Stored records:
====
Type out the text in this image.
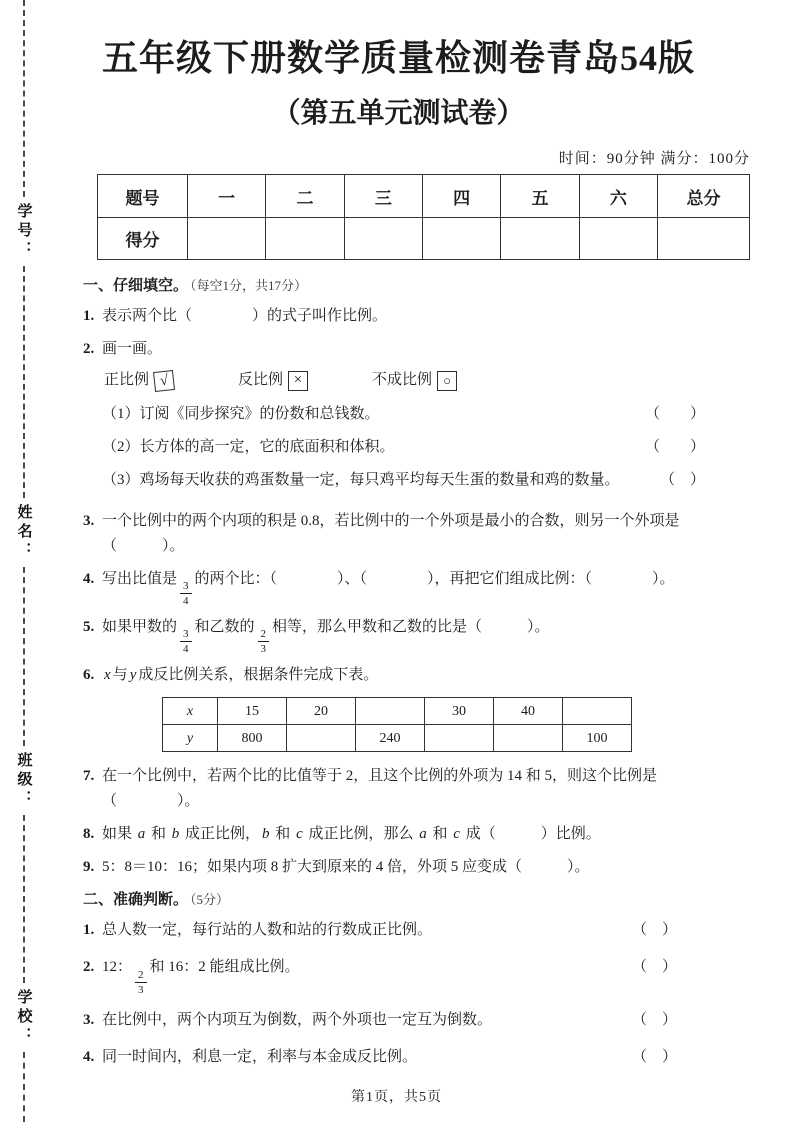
学号：
姓名：
班级：
学校：
五年级下册数学质量检测卷青岛54版
（第五单元测试卷）
时间：90分钟 满分：100分
题号	一	二	三	四	五	六	总分
得分							
一、仔细填空。 （每空1分，共17分）
1. 表示两个比（　　　　）的式子叫作比例。
2. 画一画。
正比例 √	反比例 ×	不成比例 ○
（1）订阅《同步探究》的份数和总钱数。	（　　）
（2）长方体的高一定，它的底面积和体积。	（　　）
（3）鸡场每天收获的鸡蛋数量一定，每只鸡平均每天生蛋的数量和鸡的数量。	（　）
3. 一个比例中的两个内项的积是 0.8，若比例中的一个外项是最小的合数，则另一个外项是（　　　）。
4. 写出比值是
$\frac{3}{4}$
的两个比：（　　　　）、（　　　　），再把它们组成比例：（　　　　）。
5. 如果甲数的
$\frac{3}{4}$
和乙数的
$\frac{2}{3}$
相等，那么甲数和乙数的比是（　　　）。
6. x 与 y 成反比例关系，根据条件完成下表。
x	15	20		30	40	
y	800		240			100
7. 在一个比例中，若两个比的比值等于 2，且这个比例的外项为 14 和 5，则这个比例是（　　　　）。
8. 如果 a 和 b 成正比例， b 和 c 成正比例，那么 a 和 c 成（　　　）比例。
9. 5：8＝10：16；如果内项 8 扩大到原来的 4 倍，外项 5 应变成（　　　）。
二、准确判断。 （5分）
1. 总人数一定，每行站的人数和站的行数成正比例。	（　）
2. 12：
$\frac{2}{3}$
和 16：2 能组成比例。	（　）
3. 在比例中，两个内项互为倒数，两个外项也一定互为倒数。	（　）
4. 同一时间内，利息一定，利率与本金成反比例。	（　）
第1页，共5页
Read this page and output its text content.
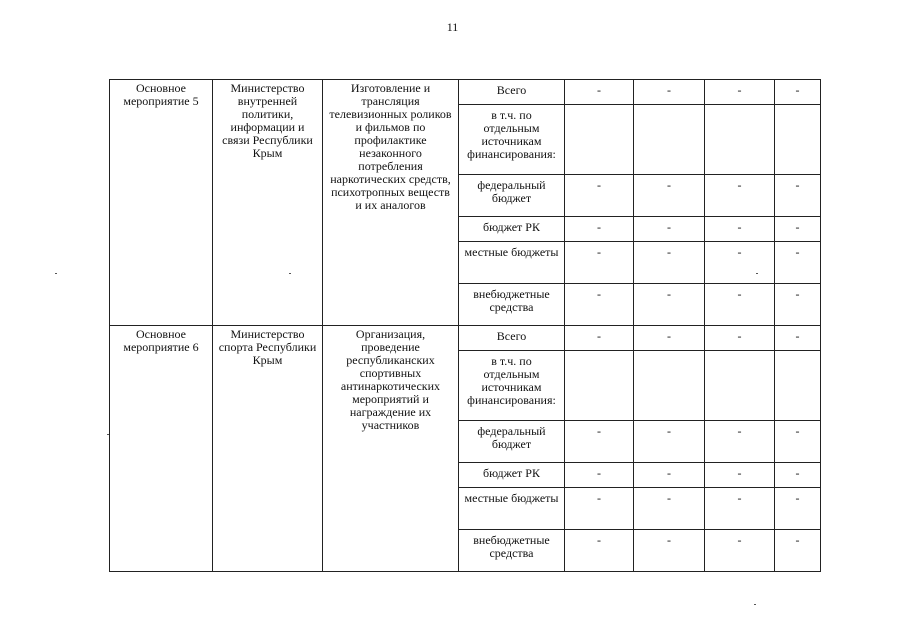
11
Основное мероприятие 5	Министерство внутренней политики, информации и связи Республики Крым	Изготовление и трансляция телевизионных роликов и фильмов по профилактике незаконного потребления наркотических средств, психотропных веществ и их аналогов	Всего	-	-	-	-
			в т.ч. по отдельным источникам финансирования:				
			федеральный бюджет	-	-	-	-
			бюджет РК	-	-	-	-
			местные бюджеты	-	-	-	-
			внебюджетные средства	-	-	-	-
Основное мероприятие 6	Министерство спорта Республики Крым	Организация, проведение республиканских спортивных антинаркотических мероприятий и награждение их участников	Всего	-	-	-	-
			в т.ч. по отдельным источникам финансирования:				
			федеральный бюджет	-	-	-	-
			бюджет РК	-	-	-	-
			местные бюджеты	-	-	-	-
			внебюджетные средства	-	-	-	-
====
EXERCISE INSTRUCTIONS - Print the full listing exactly, dropping the pictures.

ANSWER IN FULL -
Type out the text in this image.
学号：
姓名：
班级：
学校：
五年级下册数学质量检测卷青岛54版
（第五单元测试卷）
时间：90分钟 满分：100分
题号	一	二	三	四	五	六	总分
得分							
一、仔细填空。 （每空1分，共17分）
1. 表示两个比（　　　　）的式子叫作比例。
2. 画一画。
正比例 √	反比例 ×	不成比例 ○
（1）订阅《同步探究》的份数和总钱数。	（　　）
（2）长方体的高一定，它的底面积和体积。	（　　）
（3）鸡场每天收获的鸡蛋数量一定，每只鸡平均每天生蛋的数量和鸡的数量。	（　）
3. 一个比例中的两个内项的积是 0.8，若比例中的一个外项是最小的合数，则另一个外项是（　　　）。
4. 写出比值是
$\frac{3}{4}$
的两个比：（　　　　）、（　　　　），再把它们组成比例：（　　　　）。
5. 如果甲数的
$\frac{3}{4}$
和乙数的
$\frac{2}{3}$
相等，那么甲数和乙数的比是（　　　）。
6. x 与 y 成反比例关系，根据条件完成下表。
x	15	20		30	40	
y	800		240			100
7. 在一个比例中，若两个比的比值等于 2，且这个比例的外项为 14 和 5，则这个比例是（　　　　）。
8. 如果 a 和 b 成正比例， b 和 c 成正比例，那么 a 和 c 成（　　　）比例。
9. 5：8＝10：16；如果内项 8 扩大到原来的 4 倍，外项 5 应变成（　　　）。
二、准确判断。 （5分）
1. 总人数一定，每行站的人数和站的行数成正比例。	（　）
2. 12：
$\frac{2}{3}$
和 16：2 能组成比例。	（　）
3. 在比例中，两个内项互为倒数，两个外项也一定互为倒数。	（　）
4. 同一时间内，利息一定，利率与本金成反比例。	（　）
第1页，共5页
Read this page and output its text content.
11
Основное мероприятие 5	Министерство внутренней политики, информации и связи Республики Крым	Изготовление и трансляция телевизионных роликов и фильмов по профилактике незаконного потребления наркотических средств, психотропных веществ и их аналогов	Всего	-	-	-	-
			в т.ч. по отдельным источникам финансирования:				
			федеральный бюджет	-	-	-	-
			бюджет РК	-	-	-	-
			местные бюджеты	-	-	-	-
			внебюджетные средства	-	-	-	-
Основное мероприятие 6	Министерство спорта Республики Крым	Организация, проведение республиканских спортивных антинаркотических мероприятий и награждение их участников	Всего	-	-	-	-
			в т.ч. по отдельным источникам финансирования:				
			федеральный бюджет	-	-	-	-
			бюджет РК	-	-	-	-
			местные бюджеты	-	-	-	-
			внебюджетные средства	-	-	-	-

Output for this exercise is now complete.